**Given exercise:** Below are some entries. Work out how many of their lines hold the word "Bottom", and write that number alone.
═══
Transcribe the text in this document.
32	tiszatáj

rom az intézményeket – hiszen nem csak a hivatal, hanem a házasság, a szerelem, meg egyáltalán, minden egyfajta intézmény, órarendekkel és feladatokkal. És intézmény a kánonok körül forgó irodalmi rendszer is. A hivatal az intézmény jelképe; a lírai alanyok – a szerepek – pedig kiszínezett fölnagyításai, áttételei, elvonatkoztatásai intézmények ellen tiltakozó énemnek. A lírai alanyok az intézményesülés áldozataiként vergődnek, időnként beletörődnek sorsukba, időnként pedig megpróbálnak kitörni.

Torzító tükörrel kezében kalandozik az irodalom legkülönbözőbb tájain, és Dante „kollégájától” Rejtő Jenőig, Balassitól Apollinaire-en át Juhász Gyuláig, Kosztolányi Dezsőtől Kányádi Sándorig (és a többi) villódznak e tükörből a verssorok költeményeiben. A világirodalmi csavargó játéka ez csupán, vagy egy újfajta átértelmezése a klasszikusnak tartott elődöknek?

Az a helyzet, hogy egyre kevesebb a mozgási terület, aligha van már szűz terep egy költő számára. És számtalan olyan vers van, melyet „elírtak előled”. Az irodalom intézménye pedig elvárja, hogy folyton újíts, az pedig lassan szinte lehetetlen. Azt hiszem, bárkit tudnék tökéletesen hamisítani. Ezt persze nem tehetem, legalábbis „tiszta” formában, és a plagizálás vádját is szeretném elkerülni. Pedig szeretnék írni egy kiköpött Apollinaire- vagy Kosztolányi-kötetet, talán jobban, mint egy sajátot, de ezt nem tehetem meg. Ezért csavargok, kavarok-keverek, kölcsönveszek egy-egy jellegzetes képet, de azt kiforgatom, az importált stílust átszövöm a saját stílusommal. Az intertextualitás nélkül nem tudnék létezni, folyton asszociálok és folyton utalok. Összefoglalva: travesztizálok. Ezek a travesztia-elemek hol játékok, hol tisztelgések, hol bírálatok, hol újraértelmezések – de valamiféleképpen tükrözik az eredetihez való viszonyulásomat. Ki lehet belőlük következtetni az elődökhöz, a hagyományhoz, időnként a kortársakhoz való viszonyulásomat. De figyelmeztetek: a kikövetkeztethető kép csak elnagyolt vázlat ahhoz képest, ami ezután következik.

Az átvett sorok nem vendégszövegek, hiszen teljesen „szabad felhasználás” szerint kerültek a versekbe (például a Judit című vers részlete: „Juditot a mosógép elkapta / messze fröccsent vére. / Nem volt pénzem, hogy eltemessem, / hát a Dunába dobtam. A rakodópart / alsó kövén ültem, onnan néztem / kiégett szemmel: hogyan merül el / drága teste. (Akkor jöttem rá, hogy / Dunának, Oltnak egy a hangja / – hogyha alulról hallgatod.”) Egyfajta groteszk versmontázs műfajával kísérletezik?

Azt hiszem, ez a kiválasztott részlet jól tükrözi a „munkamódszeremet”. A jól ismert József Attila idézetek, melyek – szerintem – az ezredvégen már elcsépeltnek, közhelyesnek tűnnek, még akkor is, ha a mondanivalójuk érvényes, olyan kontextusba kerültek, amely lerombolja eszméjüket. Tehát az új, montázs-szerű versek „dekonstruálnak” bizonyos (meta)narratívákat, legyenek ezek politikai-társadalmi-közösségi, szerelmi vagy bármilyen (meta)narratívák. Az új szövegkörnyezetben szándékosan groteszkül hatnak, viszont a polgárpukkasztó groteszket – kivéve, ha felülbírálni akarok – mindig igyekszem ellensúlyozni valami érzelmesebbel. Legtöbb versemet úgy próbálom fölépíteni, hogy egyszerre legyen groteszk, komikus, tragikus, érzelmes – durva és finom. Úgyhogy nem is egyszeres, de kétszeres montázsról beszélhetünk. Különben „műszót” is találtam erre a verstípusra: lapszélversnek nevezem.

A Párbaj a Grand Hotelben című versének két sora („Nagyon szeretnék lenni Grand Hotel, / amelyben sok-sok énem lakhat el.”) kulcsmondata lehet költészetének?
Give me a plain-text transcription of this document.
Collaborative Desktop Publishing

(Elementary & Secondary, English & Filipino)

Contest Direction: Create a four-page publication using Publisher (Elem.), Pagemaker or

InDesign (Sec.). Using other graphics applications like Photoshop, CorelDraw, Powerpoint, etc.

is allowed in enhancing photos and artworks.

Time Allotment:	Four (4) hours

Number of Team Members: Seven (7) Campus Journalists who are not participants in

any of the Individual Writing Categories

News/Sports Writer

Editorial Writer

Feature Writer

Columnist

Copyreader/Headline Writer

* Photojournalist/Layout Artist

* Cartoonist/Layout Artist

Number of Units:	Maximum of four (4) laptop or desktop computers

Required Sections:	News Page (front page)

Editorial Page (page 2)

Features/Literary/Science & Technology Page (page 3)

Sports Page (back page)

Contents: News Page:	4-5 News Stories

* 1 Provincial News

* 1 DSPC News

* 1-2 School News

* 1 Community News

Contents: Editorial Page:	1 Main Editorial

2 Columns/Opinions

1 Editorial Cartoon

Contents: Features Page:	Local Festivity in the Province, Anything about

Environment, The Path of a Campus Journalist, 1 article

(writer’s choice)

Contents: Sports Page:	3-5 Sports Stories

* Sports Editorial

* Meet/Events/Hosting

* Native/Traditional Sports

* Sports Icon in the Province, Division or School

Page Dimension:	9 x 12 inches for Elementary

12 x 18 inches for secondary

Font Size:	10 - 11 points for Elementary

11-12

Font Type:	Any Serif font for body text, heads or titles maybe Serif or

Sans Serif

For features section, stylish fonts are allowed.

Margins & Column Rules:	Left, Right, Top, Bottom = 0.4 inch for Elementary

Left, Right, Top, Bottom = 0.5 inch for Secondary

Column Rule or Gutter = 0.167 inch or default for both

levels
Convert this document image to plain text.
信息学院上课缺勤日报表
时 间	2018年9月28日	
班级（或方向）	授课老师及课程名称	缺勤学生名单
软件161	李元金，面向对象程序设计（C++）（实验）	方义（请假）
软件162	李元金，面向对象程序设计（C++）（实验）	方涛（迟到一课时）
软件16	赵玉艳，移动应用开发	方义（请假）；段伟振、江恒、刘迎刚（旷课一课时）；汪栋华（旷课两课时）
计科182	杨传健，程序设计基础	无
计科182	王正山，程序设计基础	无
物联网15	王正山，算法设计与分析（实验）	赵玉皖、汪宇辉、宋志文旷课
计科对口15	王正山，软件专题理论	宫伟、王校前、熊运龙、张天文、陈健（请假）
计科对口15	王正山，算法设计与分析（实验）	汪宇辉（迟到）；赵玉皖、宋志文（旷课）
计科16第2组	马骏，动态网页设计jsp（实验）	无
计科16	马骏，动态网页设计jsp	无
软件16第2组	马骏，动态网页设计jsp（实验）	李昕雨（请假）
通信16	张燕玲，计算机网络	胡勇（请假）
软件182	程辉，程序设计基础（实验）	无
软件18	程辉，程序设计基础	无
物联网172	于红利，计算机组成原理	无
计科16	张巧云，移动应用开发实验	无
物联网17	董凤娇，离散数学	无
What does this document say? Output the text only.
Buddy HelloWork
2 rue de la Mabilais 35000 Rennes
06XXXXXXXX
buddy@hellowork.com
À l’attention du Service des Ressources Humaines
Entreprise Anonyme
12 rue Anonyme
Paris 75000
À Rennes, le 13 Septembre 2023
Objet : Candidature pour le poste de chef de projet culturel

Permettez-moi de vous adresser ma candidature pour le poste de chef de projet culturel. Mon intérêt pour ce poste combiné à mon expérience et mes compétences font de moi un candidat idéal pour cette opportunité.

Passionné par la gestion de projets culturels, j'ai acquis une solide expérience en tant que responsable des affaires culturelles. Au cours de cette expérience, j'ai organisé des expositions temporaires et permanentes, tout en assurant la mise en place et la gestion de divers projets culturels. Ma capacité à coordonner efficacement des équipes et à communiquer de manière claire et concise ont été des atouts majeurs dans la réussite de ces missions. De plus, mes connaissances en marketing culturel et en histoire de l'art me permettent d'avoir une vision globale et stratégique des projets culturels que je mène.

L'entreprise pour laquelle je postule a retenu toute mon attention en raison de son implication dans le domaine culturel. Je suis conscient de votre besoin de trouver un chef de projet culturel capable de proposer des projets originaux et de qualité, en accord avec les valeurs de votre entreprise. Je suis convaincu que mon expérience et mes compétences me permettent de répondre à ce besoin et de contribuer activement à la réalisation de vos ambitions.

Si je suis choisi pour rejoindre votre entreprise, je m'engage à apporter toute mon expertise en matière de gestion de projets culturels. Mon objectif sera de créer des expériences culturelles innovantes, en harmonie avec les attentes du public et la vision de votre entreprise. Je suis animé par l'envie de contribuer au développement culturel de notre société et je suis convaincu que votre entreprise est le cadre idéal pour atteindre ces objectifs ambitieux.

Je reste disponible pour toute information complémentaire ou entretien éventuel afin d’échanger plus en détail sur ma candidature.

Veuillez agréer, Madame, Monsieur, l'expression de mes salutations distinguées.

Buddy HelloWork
═══
**Solution to the exercise:** 2